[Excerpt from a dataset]

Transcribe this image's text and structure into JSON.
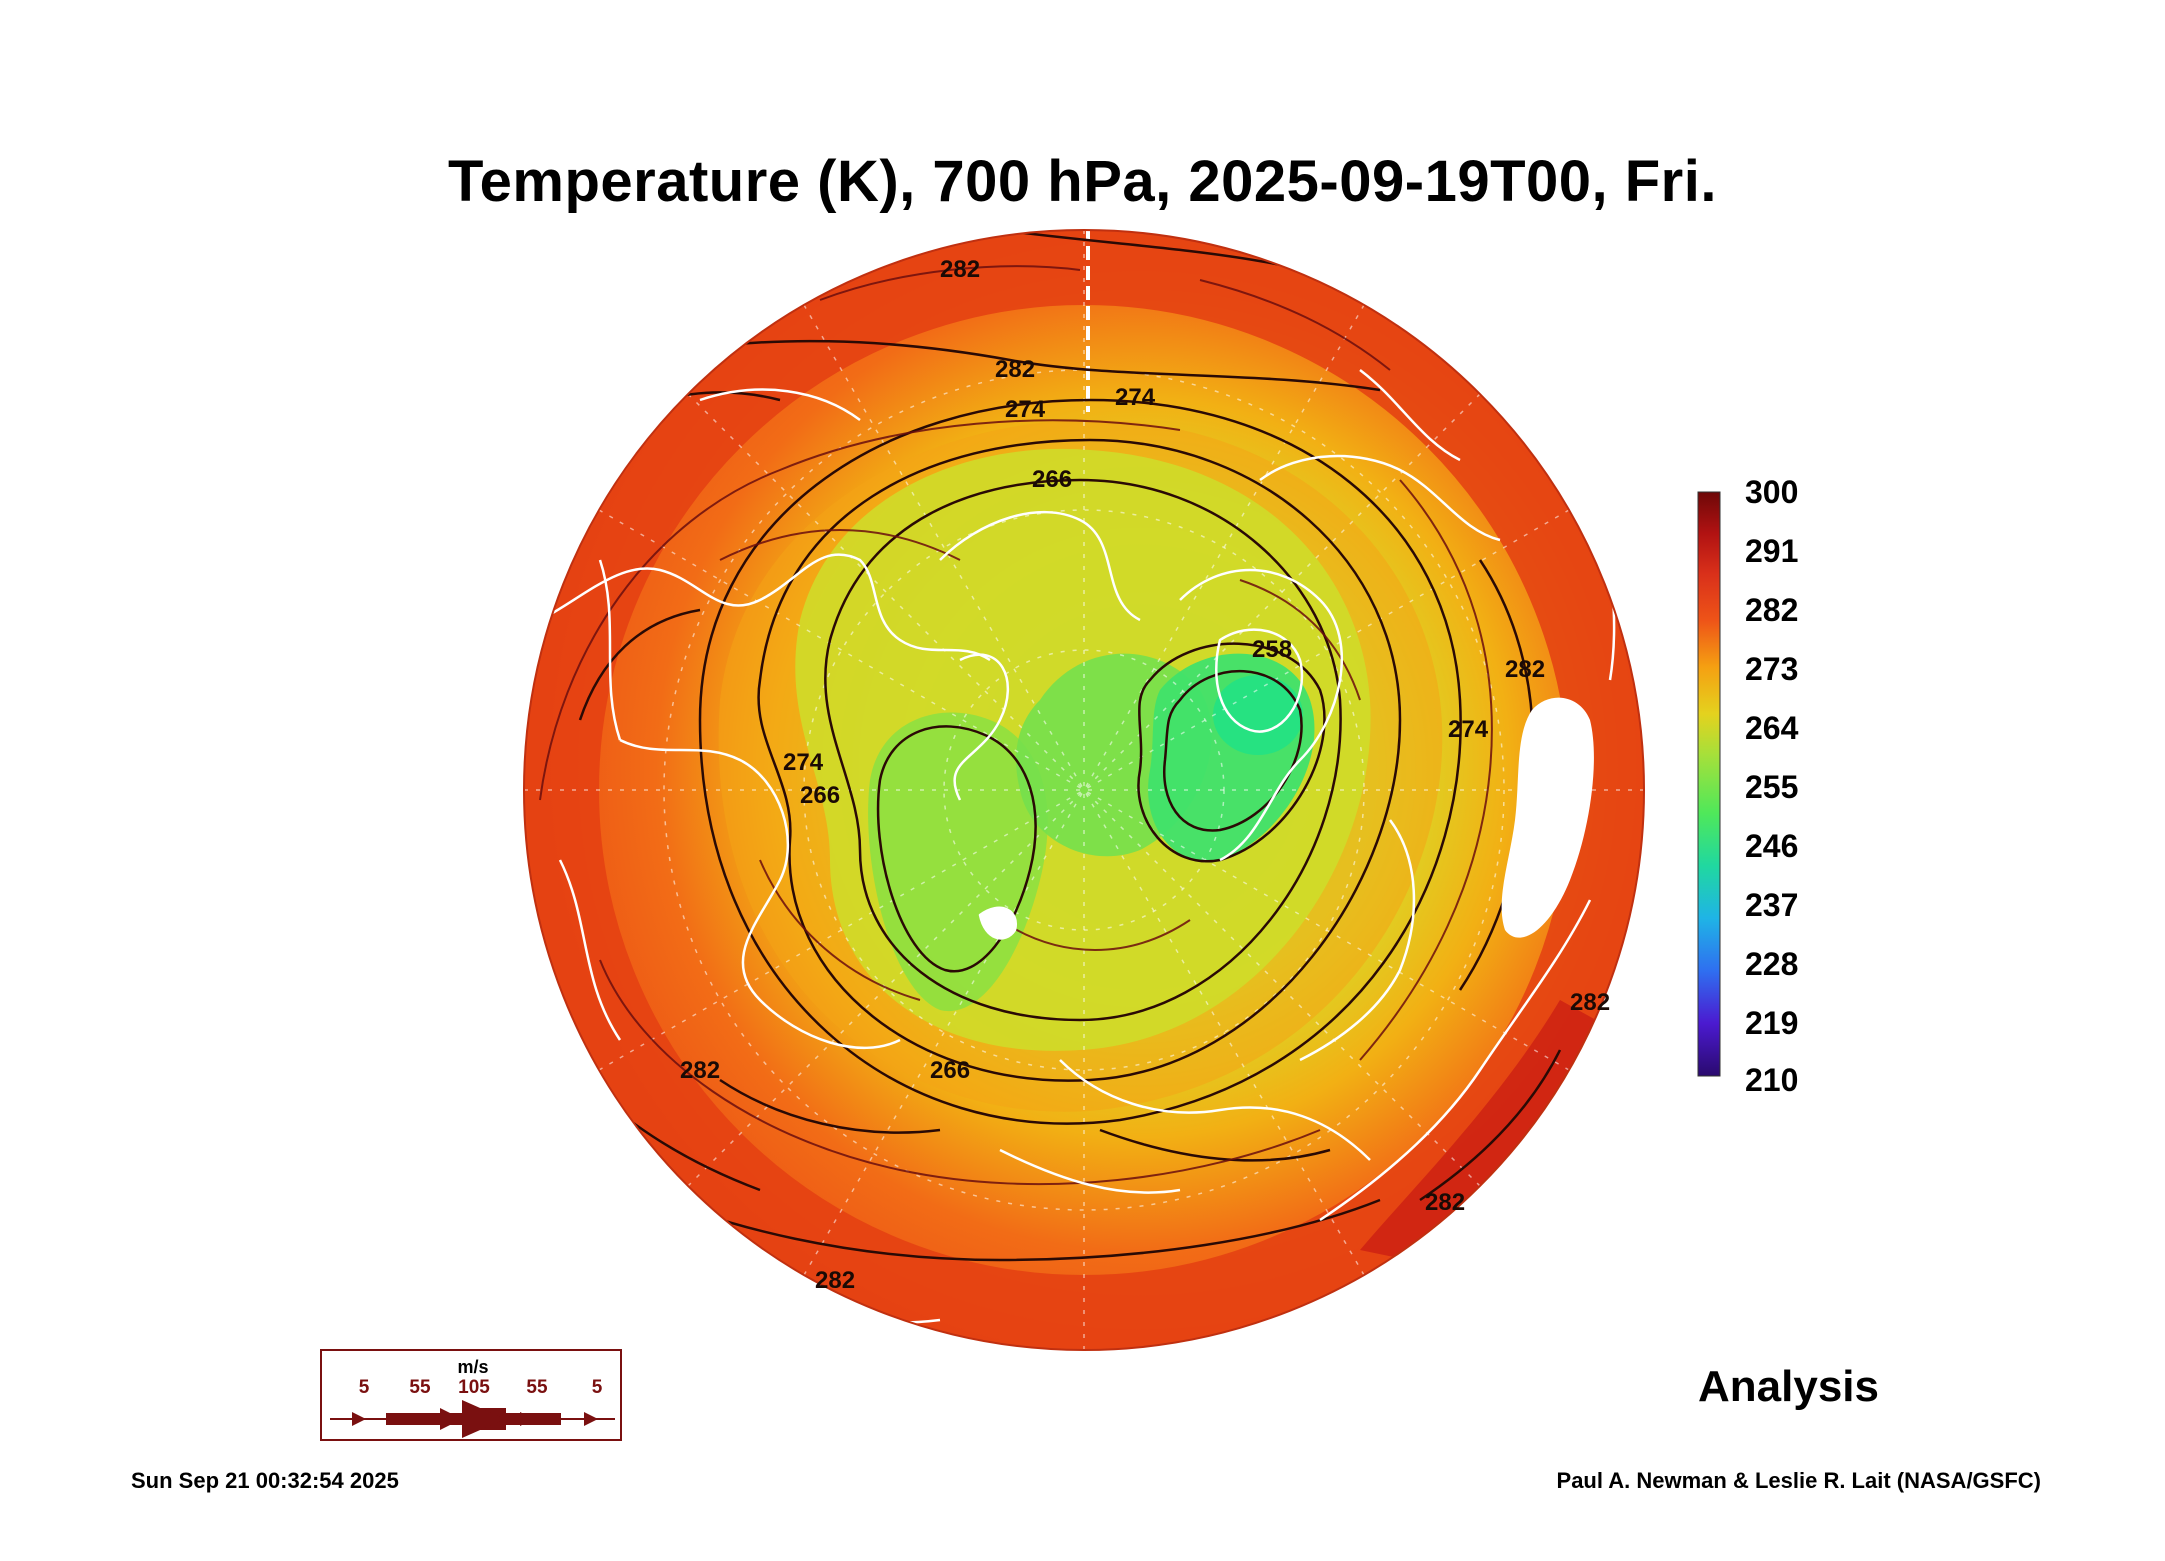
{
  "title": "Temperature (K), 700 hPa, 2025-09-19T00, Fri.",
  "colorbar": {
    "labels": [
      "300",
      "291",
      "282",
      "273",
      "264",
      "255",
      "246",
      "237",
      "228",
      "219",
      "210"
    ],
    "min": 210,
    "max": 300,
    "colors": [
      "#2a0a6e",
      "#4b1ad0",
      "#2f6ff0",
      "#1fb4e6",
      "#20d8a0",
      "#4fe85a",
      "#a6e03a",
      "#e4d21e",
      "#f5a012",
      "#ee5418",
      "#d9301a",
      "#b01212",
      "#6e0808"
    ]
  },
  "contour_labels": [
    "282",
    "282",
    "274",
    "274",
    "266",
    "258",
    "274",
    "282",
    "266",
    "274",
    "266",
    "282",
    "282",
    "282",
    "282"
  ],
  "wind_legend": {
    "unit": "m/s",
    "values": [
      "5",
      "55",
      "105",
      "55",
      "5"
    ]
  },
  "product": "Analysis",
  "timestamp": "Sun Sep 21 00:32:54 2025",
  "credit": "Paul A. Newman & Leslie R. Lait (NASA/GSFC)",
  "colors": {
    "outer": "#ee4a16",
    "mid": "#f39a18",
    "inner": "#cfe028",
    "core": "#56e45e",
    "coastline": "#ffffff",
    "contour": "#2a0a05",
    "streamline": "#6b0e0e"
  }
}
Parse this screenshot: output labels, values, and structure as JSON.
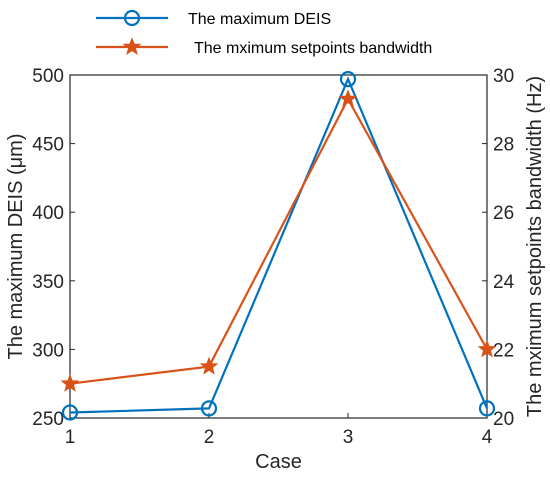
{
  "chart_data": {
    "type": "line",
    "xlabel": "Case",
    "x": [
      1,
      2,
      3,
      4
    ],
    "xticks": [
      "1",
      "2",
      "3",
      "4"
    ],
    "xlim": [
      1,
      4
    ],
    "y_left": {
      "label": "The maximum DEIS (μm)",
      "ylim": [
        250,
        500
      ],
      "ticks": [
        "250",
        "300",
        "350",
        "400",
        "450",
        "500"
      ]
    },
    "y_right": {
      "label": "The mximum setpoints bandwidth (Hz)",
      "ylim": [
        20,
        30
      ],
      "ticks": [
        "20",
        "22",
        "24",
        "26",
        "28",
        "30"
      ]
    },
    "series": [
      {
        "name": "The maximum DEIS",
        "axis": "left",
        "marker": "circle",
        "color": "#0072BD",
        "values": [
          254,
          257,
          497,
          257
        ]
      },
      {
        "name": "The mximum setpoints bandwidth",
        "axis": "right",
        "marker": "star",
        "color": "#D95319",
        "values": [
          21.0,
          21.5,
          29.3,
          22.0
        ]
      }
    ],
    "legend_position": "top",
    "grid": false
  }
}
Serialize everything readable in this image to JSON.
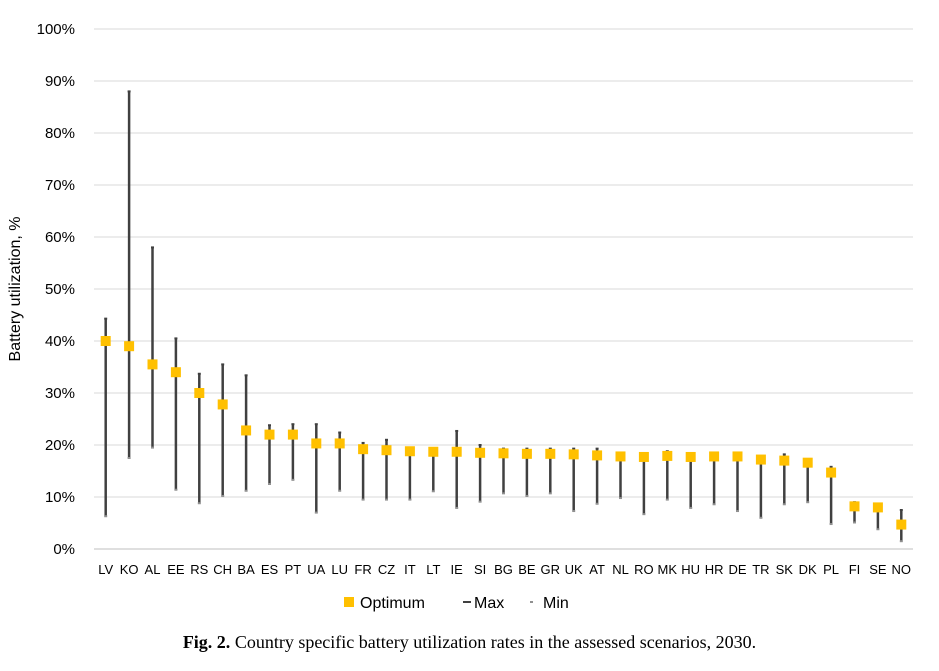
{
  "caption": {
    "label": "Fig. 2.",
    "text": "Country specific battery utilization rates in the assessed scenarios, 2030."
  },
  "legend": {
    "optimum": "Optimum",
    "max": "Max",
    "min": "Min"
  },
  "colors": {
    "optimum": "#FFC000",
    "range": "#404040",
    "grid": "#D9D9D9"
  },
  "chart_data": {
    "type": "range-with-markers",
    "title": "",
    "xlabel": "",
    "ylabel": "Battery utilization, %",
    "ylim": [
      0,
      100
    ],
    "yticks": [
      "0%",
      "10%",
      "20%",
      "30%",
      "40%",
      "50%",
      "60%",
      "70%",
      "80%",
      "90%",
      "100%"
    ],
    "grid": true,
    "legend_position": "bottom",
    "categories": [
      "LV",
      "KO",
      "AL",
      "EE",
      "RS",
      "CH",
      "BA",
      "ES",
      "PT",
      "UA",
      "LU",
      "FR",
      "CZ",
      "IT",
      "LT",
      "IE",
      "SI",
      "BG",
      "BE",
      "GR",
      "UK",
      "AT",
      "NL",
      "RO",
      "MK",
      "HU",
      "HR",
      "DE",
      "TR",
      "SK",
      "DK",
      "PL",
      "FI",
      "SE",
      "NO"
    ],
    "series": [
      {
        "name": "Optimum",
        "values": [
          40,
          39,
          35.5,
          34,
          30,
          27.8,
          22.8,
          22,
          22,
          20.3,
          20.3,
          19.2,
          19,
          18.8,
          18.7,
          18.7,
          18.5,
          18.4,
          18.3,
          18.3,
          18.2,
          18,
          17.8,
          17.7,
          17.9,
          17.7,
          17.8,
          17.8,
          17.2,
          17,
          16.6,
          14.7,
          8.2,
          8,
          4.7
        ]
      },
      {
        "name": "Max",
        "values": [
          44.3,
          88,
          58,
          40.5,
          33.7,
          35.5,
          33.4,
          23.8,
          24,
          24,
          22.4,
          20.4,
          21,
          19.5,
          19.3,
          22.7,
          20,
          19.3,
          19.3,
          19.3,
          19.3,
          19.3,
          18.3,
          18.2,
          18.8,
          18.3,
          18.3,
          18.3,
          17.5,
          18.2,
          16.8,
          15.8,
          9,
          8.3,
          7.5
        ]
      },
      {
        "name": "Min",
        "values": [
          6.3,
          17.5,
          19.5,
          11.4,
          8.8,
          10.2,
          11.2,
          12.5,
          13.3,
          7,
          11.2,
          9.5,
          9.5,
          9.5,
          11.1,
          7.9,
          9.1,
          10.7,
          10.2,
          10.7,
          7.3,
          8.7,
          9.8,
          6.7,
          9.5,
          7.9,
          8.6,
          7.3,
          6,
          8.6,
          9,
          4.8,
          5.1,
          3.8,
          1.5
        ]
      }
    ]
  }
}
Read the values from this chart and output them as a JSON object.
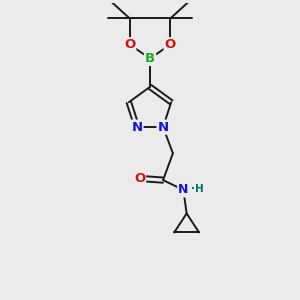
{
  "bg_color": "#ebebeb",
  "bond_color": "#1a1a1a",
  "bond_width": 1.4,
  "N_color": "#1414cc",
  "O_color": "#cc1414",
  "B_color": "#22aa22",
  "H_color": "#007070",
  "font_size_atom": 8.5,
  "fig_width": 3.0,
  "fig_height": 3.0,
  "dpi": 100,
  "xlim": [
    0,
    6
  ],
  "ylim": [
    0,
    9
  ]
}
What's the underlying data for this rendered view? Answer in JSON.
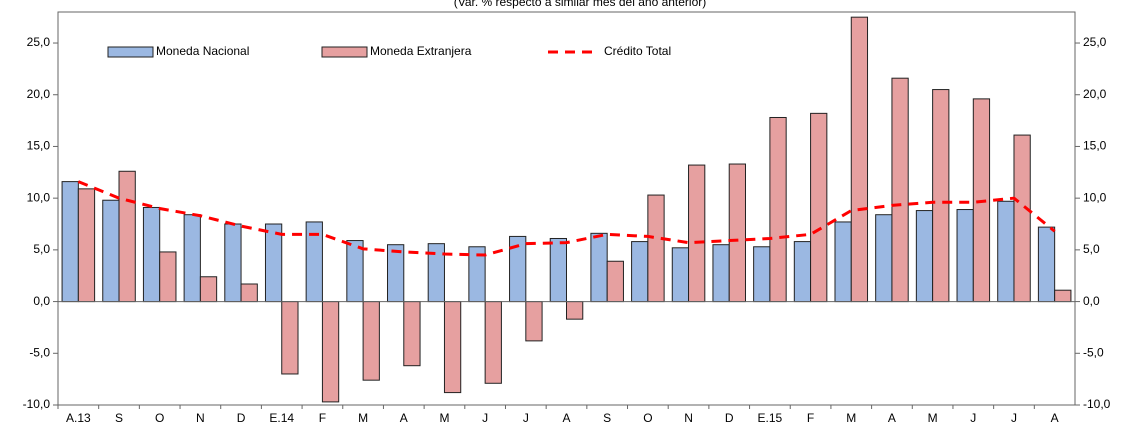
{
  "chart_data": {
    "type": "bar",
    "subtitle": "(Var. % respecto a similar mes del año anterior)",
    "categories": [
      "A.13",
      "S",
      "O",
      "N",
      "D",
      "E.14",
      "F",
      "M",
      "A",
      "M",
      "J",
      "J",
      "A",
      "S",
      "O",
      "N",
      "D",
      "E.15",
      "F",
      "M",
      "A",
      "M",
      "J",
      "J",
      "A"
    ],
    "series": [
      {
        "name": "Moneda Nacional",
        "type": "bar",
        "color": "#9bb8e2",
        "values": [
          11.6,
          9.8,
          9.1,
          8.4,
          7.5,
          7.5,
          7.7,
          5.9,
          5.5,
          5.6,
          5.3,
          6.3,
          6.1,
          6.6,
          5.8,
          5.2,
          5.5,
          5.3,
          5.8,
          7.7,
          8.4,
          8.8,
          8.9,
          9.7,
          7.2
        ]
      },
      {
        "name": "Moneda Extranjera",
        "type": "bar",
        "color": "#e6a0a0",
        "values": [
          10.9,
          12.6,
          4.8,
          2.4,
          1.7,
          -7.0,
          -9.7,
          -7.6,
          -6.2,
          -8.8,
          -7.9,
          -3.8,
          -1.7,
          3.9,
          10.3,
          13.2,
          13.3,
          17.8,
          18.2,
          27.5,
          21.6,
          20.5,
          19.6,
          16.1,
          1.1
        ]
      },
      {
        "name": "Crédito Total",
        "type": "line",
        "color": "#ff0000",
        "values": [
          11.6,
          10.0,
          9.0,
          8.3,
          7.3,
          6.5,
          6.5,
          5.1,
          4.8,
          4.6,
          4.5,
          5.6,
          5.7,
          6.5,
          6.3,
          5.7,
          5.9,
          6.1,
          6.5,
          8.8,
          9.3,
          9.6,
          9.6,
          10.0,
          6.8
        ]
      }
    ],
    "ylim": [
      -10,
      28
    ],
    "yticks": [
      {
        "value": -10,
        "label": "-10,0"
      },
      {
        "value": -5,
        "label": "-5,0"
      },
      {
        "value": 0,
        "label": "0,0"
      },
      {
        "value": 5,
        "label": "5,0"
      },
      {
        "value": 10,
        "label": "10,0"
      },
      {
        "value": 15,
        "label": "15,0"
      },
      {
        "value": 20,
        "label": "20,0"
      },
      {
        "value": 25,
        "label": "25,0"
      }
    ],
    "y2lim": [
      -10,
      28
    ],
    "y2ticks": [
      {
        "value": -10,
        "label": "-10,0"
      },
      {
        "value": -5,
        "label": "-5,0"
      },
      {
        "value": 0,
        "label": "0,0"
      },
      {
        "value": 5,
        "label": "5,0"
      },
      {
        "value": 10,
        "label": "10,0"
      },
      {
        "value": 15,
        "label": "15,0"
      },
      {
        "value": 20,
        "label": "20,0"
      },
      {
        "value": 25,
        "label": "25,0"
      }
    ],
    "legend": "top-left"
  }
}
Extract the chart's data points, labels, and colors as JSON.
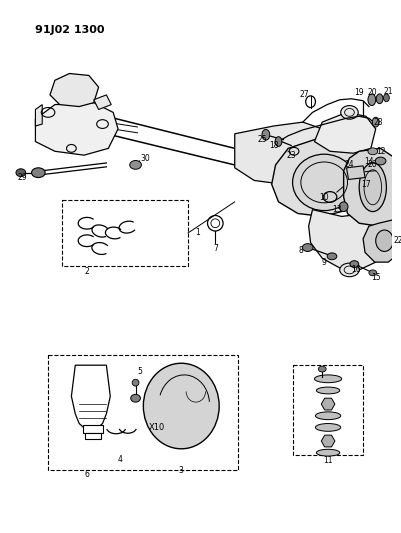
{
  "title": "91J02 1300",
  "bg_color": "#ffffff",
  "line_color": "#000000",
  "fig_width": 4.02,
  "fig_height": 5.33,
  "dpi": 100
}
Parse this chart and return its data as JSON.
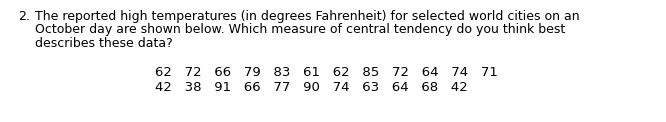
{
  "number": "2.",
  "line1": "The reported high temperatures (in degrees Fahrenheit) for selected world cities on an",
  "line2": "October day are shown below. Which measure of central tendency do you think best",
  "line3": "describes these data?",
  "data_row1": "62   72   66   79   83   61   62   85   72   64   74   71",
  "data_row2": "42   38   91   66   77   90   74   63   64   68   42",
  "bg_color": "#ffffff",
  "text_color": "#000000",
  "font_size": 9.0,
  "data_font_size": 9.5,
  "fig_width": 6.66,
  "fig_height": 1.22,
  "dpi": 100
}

Your goal:
Identify the lines above that contain the word "image", then copy them.

Response to this task:
Transcribe this image's text and structure into JSON.
Serialize everything readable in this image to JSON.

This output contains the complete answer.